(EXERCISE REQUIREMENTS):
Copy the entries below exactly. Images do not belong in the copy.

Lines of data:
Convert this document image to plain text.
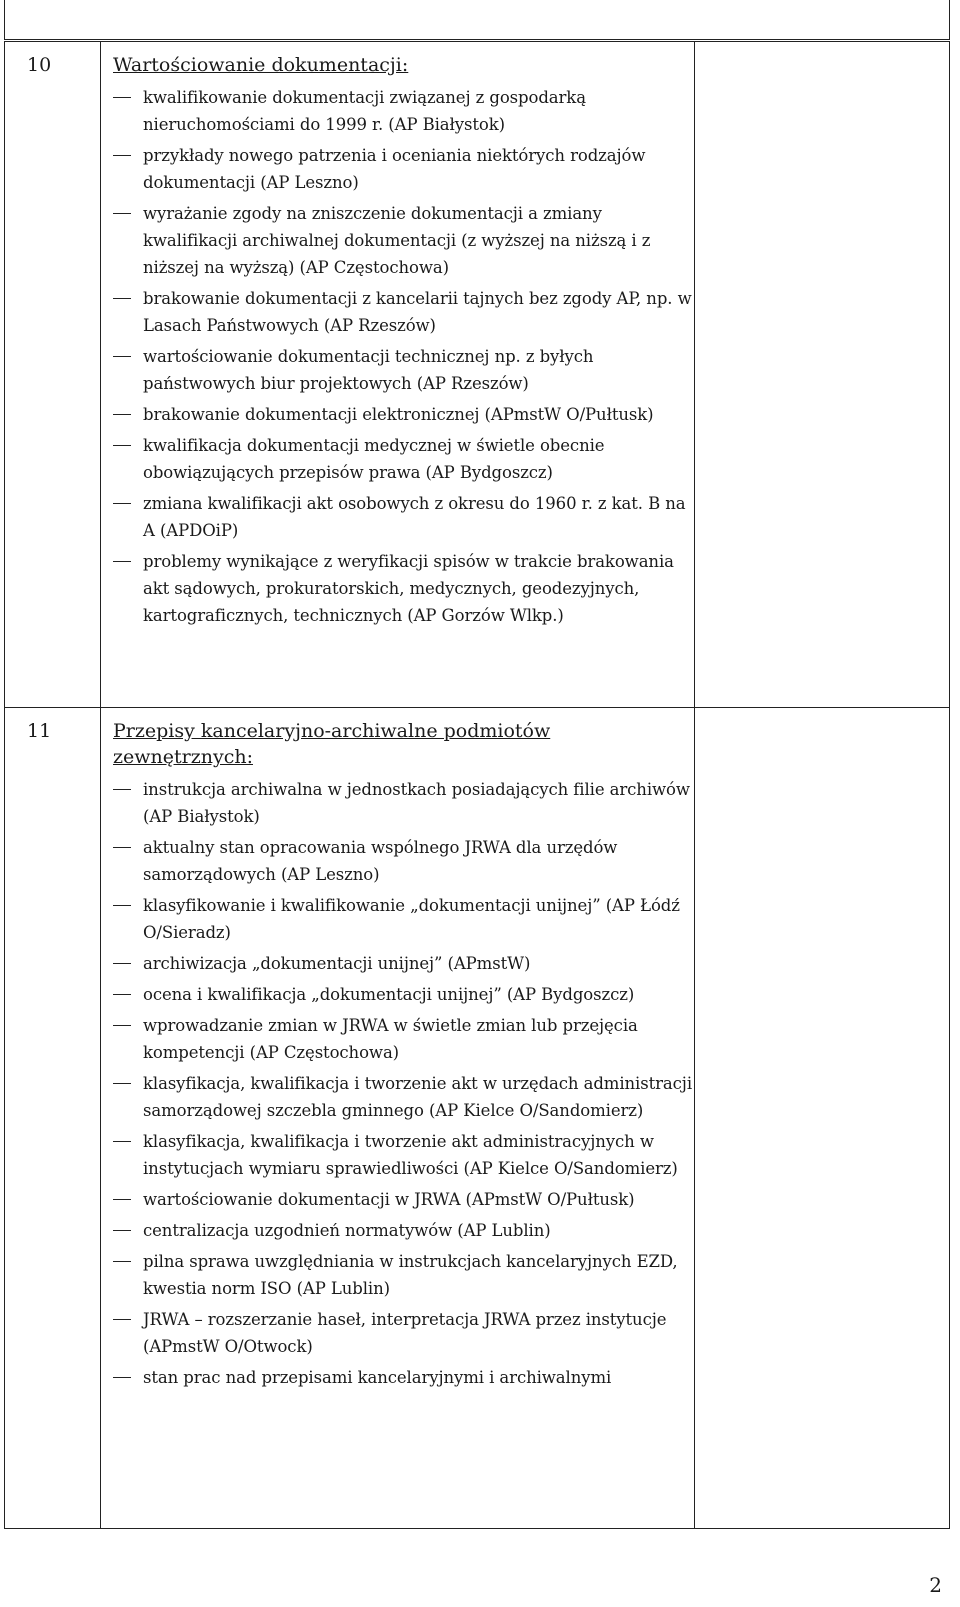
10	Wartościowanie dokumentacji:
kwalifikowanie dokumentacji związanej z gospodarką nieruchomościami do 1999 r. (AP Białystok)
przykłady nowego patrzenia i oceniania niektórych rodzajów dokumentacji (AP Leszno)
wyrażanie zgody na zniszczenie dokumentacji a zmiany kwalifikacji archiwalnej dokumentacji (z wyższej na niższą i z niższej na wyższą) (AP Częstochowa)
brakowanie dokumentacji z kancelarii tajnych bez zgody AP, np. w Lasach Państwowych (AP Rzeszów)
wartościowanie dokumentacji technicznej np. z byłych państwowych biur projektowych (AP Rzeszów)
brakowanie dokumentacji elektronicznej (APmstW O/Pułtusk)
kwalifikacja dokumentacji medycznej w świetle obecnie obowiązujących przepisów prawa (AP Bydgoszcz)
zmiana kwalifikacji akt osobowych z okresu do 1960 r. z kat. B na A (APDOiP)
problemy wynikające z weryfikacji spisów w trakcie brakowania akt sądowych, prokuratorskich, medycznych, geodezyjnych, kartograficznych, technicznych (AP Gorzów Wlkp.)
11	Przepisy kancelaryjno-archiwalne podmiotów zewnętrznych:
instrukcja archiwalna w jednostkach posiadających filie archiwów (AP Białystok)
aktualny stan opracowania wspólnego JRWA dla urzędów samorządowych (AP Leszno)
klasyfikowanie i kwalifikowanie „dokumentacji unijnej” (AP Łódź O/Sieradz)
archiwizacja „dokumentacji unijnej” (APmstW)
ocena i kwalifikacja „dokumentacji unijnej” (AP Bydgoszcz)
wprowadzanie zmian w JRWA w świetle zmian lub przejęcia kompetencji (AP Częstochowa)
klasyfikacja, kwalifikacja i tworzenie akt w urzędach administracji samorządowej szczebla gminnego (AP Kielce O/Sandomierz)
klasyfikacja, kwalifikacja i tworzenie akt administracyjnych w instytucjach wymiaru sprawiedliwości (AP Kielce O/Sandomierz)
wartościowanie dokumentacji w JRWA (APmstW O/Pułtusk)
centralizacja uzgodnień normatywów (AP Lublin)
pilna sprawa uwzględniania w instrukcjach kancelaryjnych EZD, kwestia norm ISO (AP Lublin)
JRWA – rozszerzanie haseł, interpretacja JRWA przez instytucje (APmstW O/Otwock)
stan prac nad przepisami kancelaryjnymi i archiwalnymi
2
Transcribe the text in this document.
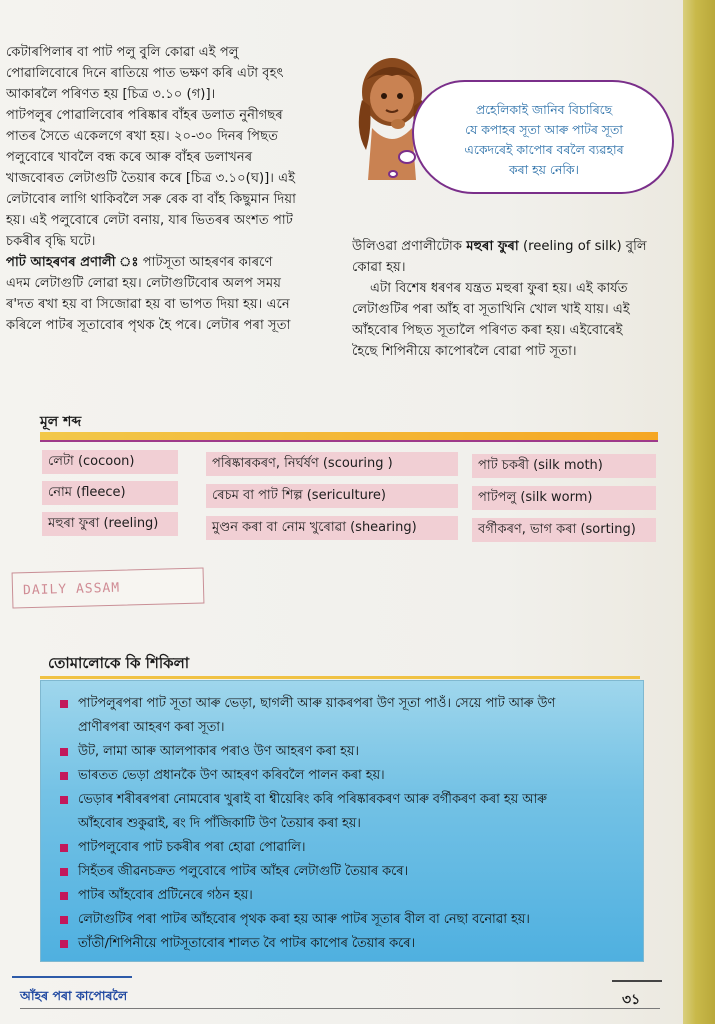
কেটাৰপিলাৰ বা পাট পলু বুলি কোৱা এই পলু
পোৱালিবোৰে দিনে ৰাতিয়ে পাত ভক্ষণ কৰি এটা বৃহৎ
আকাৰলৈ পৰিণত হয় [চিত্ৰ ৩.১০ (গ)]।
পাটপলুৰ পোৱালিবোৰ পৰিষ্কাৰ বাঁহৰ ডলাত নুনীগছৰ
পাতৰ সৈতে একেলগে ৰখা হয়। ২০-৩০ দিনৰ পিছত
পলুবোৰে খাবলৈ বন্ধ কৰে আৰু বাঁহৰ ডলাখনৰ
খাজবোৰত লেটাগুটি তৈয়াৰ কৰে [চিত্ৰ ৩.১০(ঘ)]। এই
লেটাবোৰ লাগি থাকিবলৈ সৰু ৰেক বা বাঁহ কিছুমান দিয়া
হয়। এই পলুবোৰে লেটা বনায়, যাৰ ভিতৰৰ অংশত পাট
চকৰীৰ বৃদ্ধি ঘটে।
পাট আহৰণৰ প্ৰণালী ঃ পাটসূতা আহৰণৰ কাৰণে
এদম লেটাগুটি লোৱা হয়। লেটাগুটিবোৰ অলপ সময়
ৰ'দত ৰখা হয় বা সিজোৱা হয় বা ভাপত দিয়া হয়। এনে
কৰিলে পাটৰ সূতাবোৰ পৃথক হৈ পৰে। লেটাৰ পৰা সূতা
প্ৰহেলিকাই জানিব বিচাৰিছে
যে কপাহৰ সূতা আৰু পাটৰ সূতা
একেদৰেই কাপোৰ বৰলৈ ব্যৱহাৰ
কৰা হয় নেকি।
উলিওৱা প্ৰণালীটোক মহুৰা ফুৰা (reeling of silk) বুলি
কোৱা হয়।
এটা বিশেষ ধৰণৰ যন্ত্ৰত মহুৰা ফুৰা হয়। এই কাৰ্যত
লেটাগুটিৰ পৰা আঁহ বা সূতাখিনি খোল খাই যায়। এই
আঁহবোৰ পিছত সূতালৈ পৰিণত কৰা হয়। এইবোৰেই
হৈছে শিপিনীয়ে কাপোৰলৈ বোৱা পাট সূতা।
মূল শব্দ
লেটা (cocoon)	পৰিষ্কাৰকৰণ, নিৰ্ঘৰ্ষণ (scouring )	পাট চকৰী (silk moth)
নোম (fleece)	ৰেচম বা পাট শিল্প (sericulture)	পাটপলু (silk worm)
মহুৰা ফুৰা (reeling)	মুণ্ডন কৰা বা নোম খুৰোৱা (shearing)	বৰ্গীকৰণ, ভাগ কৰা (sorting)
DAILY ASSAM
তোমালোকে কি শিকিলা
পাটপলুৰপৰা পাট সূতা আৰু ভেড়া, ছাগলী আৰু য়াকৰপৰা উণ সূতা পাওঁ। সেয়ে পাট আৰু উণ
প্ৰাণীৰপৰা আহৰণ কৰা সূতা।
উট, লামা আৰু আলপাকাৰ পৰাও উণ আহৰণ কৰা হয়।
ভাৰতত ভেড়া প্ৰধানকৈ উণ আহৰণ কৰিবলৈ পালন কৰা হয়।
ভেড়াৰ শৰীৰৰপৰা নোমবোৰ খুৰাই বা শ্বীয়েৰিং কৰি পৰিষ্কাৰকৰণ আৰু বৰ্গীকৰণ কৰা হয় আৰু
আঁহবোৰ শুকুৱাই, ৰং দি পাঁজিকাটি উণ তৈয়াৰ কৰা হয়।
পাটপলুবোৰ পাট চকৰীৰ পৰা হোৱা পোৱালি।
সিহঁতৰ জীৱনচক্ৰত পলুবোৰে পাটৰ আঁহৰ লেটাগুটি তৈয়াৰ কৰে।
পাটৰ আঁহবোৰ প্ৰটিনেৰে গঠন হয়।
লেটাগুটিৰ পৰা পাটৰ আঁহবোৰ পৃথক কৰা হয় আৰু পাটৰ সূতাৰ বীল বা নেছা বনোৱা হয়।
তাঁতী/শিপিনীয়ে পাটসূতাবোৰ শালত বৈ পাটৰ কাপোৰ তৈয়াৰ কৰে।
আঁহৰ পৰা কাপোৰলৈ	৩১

(ANSWER TO THE TASK):
Convert this document image to plain text.
10	Wartościowanie dokumentacji:
kwalifikowanie dokumentacji związanej z gospodarką nieruchomościami do 1999 r. (AP Białystok)
przykłady nowego patrzenia i oceniania niektórych rodzajów dokumentacji (AP Leszno)
wyrażanie zgody na zniszczenie dokumentacji a zmiany kwalifikacji archiwalnej dokumentacji (z wyższej na niższą i z niższej na wyższą) (AP Częstochowa)
brakowanie dokumentacji z kancelarii tajnych bez zgody AP, np. w Lasach Państwowych (AP Rzeszów)
wartościowanie dokumentacji technicznej np. z byłych państwowych biur projektowych (AP Rzeszów)
brakowanie dokumentacji elektronicznej (APmstW O/Pułtusk)
kwalifikacja dokumentacji medycznej w świetle obecnie obowiązujących przepisów prawa (AP Bydgoszcz)
zmiana kwalifikacji akt osobowych z okresu do 1960 r. z kat. B na A (APDOiP)
problemy wynikające z weryfikacji spisów w trakcie brakowania akt sądowych, prokuratorskich, medycznych, geodezyjnych, kartograficznych, technicznych (AP Gorzów Wlkp.)
11	Przepisy kancelaryjno-archiwalne podmiotów zewnętrznych:
instrukcja archiwalna w jednostkach posiadających filie archiwów (AP Białystok)
aktualny stan opracowania wspólnego JRWA dla urzędów samorządowych (AP Leszno)
klasyfikowanie i kwalifikowanie „dokumentacji unijnej” (AP Łódź O/Sieradz)
archiwizacja „dokumentacji unijnej” (APmstW)
ocena i kwalifikacja „dokumentacji unijnej” (AP Bydgoszcz)
wprowadzanie zmian w JRWA w świetle zmian lub przejęcia kompetencji (AP Częstochowa)
klasyfikacja, kwalifikacja i tworzenie akt w urzędach administracji samorządowej szczebla gminnego (AP Kielce O/Sandomierz)
klasyfikacja, kwalifikacja i tworzenie akt administracyjnych w instytucjach wymiaru sprawiedliwości (AP Kielce O/Sandomierz)
wartościowanie dokumentacji w JRWA (APmstW O/Pułtusk)
centralizacja uzgodnień normatywów (AP Lublin)
pilna sprawa uwzględniania w instrukcjach kancelaryjnych EZD, kwestia norm ISO (AP Lublin)
JRWA – rozszerzanie haseł, interpretacja JRWA przez instytucje (APmstW O/Otwock)
stan prac nad przepisami kancelaryjnymi i archiwalnymi
2
Transcribe the text in this document.
কেটাৰপিলাৰ বা পাট পলু বুলি কোৱা এই পলু
পোৱালিবোৰে দিনে ৰাতিয়ে পাত ভক্ষণ কৰি এটা বৃহৎ
আকাৰলৈ পৰিণত হয় [চিত্ৰ ৩.১০ (গ)]।
পাটপলুৰ পোৱালিবোৰ পৰিষ্কাৰ বাঁহৰ ডলাত নুনীগছৰ
পাতৰ সৈতে একেলগে ৰখা হয়। ২০-৩০ দিনৰ পিছত
পলুবোৰে খাবলৈ বন্ধ কৰে আৰু বাঁহৰ ডলাখনৰ
খাজবোৰত লেটাগুটি তৈয়াৰ কৰে [চিত্ৰ ৩.১০(ঘ)]। এই
লেটাবোৰ লাগি থাকিবলৈ সৰু ৰেক বা বাঁহ কিছুমান দিয়া
হয়। এই পলুবোৰে লেটা বনায়, যাৰ ভিতৰৰ অংশত পাট
চকৰীৰ বৃদ্ধি ঘটে।
পাট আহৰণৰ প্ৰণালী ঃ পাটসূতা আহৰণৰ কাৰণে
এদম লেটাগুটি লোৱা হয়। লেটাগুটিবোৰ অলপ সময়
ৰ'দত ৰখা হয় বা সিজোৱা হয় বা ভাপত দিয়া হয়। এনে
কৰিলে পাটৰ সূতাবোৰ পৃথক হৈ পৰে। লেটাৰ পৰা সূতা
প্ৰহেলিকাই জানিব বিচাৰিছে
যে কপাহৰ সূতা আৰু পাটৰ সূতা
একেদৰেই কাপোৰ বৰলৈ ব্যৱহাৰ
কৰা হয় নেকি।
উলিওৱা প্ৰণালীটোক মহুৰা ফুৰা (reeling of silk) বুলি
কোৱা হয়।
এটা বিশেষ ধৰণৰ যন্ত্ৰত মহুৰা ফুৰা হয়। এই কাৰ্যত
লেটাগুটিৰ পৰা আঁহ বা সূতাখিনি খোল খাই যায়। এই
আঁহবোৰ পিছত সূতালৈ পৰিণত কৰা হয়। এইবোৰেই
হৈছে শিপিনীয়ে কাপোৰলৈ বোৱা পাট সূতা।
মূল শব্দ
লেটা (cocoon)	পৰিষ্কাৰকৰণ, নিৰ্ঘৰ্ষণ (scouring )	পাট চকৰী (silk moth)
নোম (fleece)	ৰেচম বা পাট শিল্প (sericulture)	পাটপলু (silk worm)
মহুৰা ফুৰা (reeling)	মুণ্ডন কৰা বা নোম খুৰোৱা (shearing)	বৰ্গীকৰণ, ভাগ কৰা (sorting)
DAILY ASSAM
তোমালোকে কি শিকিলা
পাটপলুৰপৰা পাট সূতা আৰু ভেড়া, ছাগলী আৰু য়াকৰপৰা উণ সূতা পাওঁ। সেয়ে পাট আৰু উণ
প্ৰাণীৰপৰা আহৰণ কৰা সূতা।
উট, লামা আৰু আলপাকাৰ পৰাও উণ আহৰণ কৰা হয়।
ভাৰতত ভেড়া প্ৰধানকৈ উণ আহৰণ কৰিবলৈ পালন কৰা হয়।
ভেড়াৰ শৰীৰৰপৰা নোমবোৰ খুৰাই বা শ্বীয়েৰিং কৰি পৰিষ্কাৰকৰণ আৰু বৰ্গীকৰণ কৰা হয় আৰু
আঁহবোৰ শুকুৱাই, ৰং দি পাঁজিকাটি উণ তৈয়াৰ কৰা হয়।
পাটপলুবোৰ পাট চকৰীৰ পৰা হোৱা পোৱালি।
সিহঁতৰ জীৱনচক্ৰত পলুবোৰে পাটৰ আঁহৰ লেটাগুটি তৈয়াৰ কৰে।
পাটৰ আঁহবোৰ প্ৰটিনেৰে গঠন হয়।
লেটাগুটিৰ পৰা পাটৰ আঁহবোৰ পৃথক কৰা হয় আৰু পাটৰ সূতাৰ বীল বা নেছা বনোৱা হয়।
তাঁতী/শিপিনীয়ে পাটসূতাবোৰ শালত বৈ পাটৰ কাপোৰ তৈয়াৰ কৰে।
আঁহৰ পৰা কাপোৰলৈ	৩১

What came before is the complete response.